======== Provided text ========

Pivotal was spun off by EMC and VMWare and has also received investment from GE. “We are the world’s biggest startup,” said Lee, with 1,700 employees and $1B funding in just over a couple of years.
The company helps GE with its “Power of 1” initiative to bring about billions of dollars in savings thanks to even one per cent of energy cost reduction via IoT. GE is operating not just with Big Data from jet engines but Fast Data from its wind turbine farms – to the tune of over 100,000 data points per second.
IoT is being adopted in agriculture as well by Monsanto and even in the garment sector by Under Armour; the firm’s CEO, Kevin Plank, has said he believes the garment company is also a technology company and will not “cede anything to Silicon Valley,” explained Lee.
Hot emerging opportunities for startups are in the IoT Service Marketplace (ISM), said Hatton. These include data brokers, visualisation and predictive analytics. However, there may not be a need for a ‘Chief IoT Officer’ for enterprises, he joked. Nonetheless, distributed analytics and sense-making will be a key priority for the 21st century CEO. Scalability, agility, flexibility and dealing with uncertainty will be core concerns for the CIO.
With proper functional value and business models, the Internet of Things will deliver the Economy of Things, said Rob van den Dam, Global Telecommunications Industry Leader, IBM. “The edge will become a new frontier of value,” he said, pointing to the rise of P2P protocols such as TeleHash.

======== Supplied information ========

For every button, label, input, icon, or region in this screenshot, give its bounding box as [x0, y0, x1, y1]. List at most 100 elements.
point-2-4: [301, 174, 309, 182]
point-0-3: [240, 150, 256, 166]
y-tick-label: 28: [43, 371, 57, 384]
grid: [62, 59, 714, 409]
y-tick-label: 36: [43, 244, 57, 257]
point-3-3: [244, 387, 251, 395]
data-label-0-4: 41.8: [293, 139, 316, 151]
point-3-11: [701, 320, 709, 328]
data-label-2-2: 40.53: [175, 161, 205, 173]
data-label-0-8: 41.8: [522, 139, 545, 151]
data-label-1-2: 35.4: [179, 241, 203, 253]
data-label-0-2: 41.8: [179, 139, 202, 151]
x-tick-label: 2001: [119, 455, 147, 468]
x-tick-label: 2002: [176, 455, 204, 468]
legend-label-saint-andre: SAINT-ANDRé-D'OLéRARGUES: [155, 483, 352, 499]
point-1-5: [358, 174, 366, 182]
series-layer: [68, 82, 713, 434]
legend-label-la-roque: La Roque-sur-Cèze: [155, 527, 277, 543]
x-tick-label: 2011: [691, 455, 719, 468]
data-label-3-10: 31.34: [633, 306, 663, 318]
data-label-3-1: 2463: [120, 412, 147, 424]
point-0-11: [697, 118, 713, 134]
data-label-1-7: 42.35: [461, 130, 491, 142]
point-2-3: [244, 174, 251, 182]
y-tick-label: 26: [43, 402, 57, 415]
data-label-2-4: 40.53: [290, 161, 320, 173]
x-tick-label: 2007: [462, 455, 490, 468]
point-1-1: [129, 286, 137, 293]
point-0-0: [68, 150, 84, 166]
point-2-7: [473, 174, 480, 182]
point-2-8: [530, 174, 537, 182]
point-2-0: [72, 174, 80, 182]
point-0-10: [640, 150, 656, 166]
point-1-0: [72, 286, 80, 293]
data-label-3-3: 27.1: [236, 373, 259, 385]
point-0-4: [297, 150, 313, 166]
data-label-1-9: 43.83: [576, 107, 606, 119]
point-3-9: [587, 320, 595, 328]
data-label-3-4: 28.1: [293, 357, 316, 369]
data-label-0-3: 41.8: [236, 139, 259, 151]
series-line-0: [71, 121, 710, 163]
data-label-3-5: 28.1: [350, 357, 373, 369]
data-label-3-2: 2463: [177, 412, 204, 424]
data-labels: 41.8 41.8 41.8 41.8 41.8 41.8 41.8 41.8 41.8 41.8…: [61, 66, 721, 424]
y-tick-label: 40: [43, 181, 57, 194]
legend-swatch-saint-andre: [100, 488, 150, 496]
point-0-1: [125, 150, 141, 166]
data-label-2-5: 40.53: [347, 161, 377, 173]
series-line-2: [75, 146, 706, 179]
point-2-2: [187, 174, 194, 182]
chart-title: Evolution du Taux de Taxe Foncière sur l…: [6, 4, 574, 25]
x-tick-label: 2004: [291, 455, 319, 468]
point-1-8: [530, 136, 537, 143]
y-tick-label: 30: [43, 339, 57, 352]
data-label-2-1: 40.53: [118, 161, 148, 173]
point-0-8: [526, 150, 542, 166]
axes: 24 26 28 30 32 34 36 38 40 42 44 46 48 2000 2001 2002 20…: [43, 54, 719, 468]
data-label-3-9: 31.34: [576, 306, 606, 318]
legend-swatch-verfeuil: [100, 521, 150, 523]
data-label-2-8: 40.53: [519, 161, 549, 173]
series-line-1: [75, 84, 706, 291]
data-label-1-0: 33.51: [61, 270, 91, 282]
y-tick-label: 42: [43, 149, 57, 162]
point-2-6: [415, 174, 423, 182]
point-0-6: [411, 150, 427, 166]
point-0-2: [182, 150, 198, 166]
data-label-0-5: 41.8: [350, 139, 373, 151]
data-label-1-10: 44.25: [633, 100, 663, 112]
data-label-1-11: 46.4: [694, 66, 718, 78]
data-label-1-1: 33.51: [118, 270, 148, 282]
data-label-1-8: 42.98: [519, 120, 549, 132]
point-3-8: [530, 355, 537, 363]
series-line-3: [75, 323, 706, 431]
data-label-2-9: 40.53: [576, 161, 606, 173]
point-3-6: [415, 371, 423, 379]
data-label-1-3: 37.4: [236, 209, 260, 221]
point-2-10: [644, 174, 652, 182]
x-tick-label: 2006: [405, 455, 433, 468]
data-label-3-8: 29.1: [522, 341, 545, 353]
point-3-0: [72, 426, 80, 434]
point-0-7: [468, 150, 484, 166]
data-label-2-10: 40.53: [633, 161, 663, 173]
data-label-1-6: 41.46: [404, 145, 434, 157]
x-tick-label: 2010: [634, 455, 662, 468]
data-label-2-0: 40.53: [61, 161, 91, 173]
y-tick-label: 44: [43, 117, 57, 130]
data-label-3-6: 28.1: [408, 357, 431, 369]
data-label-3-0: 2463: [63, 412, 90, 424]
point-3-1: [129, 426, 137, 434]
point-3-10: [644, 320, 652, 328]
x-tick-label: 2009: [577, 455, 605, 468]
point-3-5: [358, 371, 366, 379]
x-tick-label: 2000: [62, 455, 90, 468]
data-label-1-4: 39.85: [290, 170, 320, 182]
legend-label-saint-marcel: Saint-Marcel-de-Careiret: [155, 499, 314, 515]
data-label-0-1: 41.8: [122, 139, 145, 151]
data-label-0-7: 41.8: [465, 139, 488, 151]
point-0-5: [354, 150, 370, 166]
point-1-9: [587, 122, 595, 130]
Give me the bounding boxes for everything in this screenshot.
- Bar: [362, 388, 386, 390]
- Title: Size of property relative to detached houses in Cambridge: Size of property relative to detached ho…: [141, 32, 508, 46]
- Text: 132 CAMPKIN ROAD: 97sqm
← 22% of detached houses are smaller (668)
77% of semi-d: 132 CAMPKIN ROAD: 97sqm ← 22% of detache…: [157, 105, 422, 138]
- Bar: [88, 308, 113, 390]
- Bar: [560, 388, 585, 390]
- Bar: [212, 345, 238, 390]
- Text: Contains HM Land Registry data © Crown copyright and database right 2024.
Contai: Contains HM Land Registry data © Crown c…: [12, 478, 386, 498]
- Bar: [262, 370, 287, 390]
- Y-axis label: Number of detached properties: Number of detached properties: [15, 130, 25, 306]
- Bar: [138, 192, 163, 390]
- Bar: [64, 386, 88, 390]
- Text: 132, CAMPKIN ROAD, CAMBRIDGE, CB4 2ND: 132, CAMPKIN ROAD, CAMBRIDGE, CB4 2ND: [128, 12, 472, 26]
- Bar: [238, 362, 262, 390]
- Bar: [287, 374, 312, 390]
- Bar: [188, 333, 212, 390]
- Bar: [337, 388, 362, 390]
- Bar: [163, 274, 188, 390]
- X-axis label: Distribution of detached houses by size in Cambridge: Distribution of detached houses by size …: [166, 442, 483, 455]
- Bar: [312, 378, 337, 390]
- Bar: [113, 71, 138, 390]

========

| List of tasks |
(A) List every core concern for the CIO that the Internet of Things passage names.
(B) Pick up the Internet of Things passage after its last sentence and keep writing it.

| Results of the tasks |
(A) Scalability, agility, flexibility, dealing with uncertainty

(B)
Carriers and OEMs will tie up with startups via accelerators and hack competitions, or buy them outright, Hatton said. For example, the French startup SigFox raised $115M in funding; Huawei has bought Cambridge-based startup Neul; and the LoRa Alliance for IoT has launched with key supporters.
The carrier AT&T has launched an innovation hub called Drive Studio to help learn from startups and IoT innovators, said Sandy Verma, Senior Director, AT&T Asia Pacific IoT Strategy. Car manufacturers like BMW and Tesla have also signed up for research partnerships.
BMW itself has launched a car hackathon called Hack the Drive, where developers and startups can hack on the Big Data it has gathered from car operations. The initiative aims to “use car data as never before and develop new disruptive ideas.” Recently, a BMW i3 was awarded as a prize to a team called WeCharge. Other partners include Navdy, ChargePoin+, ZenDrive, MongoDB, Mojio and UserBlitz.
The ‘last mile’ connectivity problem for consumer telecom access has now given way to the ‘last 100 metres’ access for IoT devices, observed Mazlan Abbas, CEO, REDtone IoT in Malaysia. Startups should be clear about the value they deliver: risk management, better performance, reduced costs, new revenue streams, or innovative products.
Scale and speed
The trends of digitalisation and mobility are happening faster than we can imagine them, said Andrew Milroy of Frost and Sullivan. The cost of experimentation is also dropping, making it easier for companies to launch build-measure-learn probes of their own and even make accidental discoveries. “IoT will be huge and will disrupt almost all aspects of the enterprise,” predicted Machina Research’s Matt Hatton.
“We are at the threshold of a massive explosion in the history of computing,” said Rob van den Dam of IBM. By 2020, each human will have an average of five connected devices, and by 2050 there could be over 100 billion connected devices.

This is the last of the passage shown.